Stored data
□ □ □ □ □
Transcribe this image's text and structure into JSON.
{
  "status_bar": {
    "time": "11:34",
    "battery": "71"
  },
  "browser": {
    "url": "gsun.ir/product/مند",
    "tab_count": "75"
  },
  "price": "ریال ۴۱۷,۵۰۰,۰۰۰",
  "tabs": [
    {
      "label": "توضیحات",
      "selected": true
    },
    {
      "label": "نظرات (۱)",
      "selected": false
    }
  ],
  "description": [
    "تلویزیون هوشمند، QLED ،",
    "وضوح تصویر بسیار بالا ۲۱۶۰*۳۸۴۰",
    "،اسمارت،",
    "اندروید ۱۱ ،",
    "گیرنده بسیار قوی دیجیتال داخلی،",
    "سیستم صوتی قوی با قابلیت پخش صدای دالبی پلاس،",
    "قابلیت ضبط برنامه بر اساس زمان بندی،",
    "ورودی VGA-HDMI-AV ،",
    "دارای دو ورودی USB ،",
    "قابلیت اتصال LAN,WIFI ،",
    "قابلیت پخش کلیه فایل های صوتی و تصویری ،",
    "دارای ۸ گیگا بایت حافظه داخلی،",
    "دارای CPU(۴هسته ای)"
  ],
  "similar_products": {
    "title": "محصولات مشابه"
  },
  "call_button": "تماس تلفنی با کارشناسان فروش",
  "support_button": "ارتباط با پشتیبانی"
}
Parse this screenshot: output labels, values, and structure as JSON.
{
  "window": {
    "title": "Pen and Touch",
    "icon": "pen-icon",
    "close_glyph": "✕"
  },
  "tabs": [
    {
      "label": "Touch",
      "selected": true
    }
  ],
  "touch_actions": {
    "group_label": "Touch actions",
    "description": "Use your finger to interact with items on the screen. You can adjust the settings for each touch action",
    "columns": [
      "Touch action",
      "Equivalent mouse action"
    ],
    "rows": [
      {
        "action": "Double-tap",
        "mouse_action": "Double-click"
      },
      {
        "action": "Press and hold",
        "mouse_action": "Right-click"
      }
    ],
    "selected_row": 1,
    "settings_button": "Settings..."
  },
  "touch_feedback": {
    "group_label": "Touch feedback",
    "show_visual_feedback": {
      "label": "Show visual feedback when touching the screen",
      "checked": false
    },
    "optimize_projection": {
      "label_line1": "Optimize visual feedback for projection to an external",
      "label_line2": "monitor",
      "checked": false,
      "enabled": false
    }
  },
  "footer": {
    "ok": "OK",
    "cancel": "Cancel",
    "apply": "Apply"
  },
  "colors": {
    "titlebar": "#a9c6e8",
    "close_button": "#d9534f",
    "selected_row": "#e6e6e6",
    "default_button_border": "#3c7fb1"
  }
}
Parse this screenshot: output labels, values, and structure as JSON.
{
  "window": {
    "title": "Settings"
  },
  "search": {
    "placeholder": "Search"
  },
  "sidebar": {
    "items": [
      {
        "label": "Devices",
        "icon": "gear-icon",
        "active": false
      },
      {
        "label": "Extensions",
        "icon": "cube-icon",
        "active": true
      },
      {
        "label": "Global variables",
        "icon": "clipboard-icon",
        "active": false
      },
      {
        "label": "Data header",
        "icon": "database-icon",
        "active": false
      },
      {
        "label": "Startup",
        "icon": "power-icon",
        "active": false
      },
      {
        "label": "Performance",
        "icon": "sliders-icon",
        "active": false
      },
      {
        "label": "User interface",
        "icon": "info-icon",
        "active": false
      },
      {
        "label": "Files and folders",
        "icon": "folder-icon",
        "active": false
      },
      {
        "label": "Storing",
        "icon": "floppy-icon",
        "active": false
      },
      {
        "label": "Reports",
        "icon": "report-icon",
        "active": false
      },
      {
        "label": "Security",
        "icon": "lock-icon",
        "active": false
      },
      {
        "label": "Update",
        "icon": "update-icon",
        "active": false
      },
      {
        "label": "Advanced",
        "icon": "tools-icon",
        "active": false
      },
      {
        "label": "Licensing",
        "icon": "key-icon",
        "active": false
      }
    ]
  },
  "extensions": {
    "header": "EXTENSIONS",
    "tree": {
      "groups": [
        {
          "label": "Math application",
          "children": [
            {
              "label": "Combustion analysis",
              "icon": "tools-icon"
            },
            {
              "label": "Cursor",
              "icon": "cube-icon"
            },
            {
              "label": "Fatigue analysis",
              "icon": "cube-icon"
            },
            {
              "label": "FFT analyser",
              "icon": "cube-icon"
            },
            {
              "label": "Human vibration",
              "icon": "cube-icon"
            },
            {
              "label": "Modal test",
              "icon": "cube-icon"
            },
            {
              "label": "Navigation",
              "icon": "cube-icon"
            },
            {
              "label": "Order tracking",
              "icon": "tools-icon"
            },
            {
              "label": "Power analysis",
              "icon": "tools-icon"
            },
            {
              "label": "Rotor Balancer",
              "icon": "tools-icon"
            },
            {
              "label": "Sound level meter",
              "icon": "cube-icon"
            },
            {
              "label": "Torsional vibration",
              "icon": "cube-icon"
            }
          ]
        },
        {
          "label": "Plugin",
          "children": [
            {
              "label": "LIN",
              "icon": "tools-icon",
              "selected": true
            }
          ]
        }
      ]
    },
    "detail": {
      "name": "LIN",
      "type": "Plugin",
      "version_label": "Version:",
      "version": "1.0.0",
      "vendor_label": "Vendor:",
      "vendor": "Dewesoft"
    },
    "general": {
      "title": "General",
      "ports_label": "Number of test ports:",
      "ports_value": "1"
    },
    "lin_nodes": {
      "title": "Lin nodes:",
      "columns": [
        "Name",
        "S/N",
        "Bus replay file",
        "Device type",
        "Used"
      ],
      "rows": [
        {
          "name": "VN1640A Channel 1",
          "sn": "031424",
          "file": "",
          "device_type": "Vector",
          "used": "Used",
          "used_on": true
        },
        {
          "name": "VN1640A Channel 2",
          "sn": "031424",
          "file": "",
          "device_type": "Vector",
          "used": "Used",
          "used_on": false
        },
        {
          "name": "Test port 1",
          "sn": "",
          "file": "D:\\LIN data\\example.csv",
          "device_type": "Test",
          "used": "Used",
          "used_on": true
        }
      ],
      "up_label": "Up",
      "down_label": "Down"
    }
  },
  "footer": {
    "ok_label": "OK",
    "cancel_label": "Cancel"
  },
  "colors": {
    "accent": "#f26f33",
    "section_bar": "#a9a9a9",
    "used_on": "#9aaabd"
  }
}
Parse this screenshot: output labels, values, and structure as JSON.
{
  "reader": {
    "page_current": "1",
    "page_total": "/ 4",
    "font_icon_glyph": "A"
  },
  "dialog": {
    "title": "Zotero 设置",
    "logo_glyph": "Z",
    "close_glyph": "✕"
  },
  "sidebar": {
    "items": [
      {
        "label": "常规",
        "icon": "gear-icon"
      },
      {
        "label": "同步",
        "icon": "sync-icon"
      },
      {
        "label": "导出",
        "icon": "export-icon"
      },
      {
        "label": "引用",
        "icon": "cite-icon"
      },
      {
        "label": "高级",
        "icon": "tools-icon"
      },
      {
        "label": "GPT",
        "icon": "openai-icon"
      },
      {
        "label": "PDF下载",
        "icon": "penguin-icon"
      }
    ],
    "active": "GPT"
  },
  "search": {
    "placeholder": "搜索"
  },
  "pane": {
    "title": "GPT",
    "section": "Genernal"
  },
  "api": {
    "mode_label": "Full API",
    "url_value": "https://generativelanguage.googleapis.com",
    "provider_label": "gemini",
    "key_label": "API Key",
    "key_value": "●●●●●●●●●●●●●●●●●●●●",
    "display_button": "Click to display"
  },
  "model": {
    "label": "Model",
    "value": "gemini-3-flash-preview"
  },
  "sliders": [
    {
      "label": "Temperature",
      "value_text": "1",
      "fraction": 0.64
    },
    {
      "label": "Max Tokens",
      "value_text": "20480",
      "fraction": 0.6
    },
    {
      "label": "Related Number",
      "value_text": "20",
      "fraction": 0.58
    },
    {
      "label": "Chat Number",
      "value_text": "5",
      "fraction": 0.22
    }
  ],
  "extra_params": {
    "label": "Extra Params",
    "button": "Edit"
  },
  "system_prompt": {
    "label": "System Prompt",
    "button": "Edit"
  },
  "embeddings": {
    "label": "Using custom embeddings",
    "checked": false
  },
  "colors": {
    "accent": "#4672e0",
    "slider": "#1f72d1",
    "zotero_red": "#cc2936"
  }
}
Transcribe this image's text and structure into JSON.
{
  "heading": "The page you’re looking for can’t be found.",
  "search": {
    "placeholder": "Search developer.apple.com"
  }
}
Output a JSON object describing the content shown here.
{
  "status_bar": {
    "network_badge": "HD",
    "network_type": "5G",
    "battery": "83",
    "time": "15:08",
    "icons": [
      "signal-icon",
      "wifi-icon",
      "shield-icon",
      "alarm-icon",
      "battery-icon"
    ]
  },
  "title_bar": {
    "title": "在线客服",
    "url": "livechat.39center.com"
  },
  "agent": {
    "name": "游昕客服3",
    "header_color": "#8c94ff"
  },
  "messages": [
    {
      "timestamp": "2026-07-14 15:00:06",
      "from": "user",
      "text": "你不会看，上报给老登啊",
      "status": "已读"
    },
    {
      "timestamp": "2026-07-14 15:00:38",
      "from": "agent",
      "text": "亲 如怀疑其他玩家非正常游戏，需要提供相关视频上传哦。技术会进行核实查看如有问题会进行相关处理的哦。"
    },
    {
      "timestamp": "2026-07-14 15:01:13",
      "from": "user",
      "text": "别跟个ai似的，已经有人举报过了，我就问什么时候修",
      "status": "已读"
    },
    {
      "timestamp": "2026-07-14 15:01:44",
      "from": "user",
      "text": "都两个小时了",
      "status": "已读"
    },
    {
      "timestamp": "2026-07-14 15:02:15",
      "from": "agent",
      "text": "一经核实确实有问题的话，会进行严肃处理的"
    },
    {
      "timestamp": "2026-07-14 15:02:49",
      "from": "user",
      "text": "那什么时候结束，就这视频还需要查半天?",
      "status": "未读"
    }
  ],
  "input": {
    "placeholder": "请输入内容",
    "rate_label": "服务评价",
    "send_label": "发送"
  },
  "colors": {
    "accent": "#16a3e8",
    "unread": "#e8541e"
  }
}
□ □ □ □ □
• [What you should do]: Beginning at the line containing "Output a JSON", repeat each line exactly through the last line of the entries, and include no other lines.

• [Written solution]:
Output a JSON object describing the content shown here.
{
  "status_bar": {
    "network_badge": "HD",
    "network_type": "5G",
    "battery": "83",
    "time": "15:08",
    "icons": [
      "signal-icon",
      "wifi-icon",
      "shield-icon",
      "alarm-icon",
      "battery-icon"
    ]
  },
  "title_bar": {
    "title": "在线客服",
    "url": "livechat.39center.com"
  },
  "agent": {
    "name": "游昕客服3",
    "header_color": "#8c94ff"
  },
  "messages": [
    {
      "timestamp": "2026-07-14 15:00:06",
      "from": "user",
      "text": "你不会看，上报给老登啊",
      "status": "已读"
    },
    {
      "timestamp": "2026-07-14 15:00:38",
      "from": "agent",
      "text": "亲 如怀疑其他玩家非正常游戏，需要提供相关视频上传哦。技术会进行核实查看如有问题会进行相关处理的哦。"
    },
    {
      "timestamp": "2026-07-14 15:01:13",
      "from": "user",
      "text": "别跟个ai似的，已经有人举报过了，我就问什么时候修",
      "status": "已读"
    },
    {
      "timestamp": "2026-07-14 15:01:44",
      "from": "user",
      "text": "都两个小时了",
      "status": "已读"
    },
    {
      "timestamp": "2026-07-14 15:02:15",
      "from": "agent",
      "text": "一经核实确实有问题的话，会进行严肃处理的"
    },
    {
      "timestamp": "2026-07-14 15:02:49",
      "from": "user",
      "text": "那什么时候结束，就这视频还需要查半天?",
      "status": "未读"
    }
  ],
  "input": {
    "placeholder": "请输入内容",
    "rate_label": "服务评价",
    "send_label": "发送"
  },
  "colors": {
    "accent": "#16a3e8",
    "unread": "#e8541e"
  }
}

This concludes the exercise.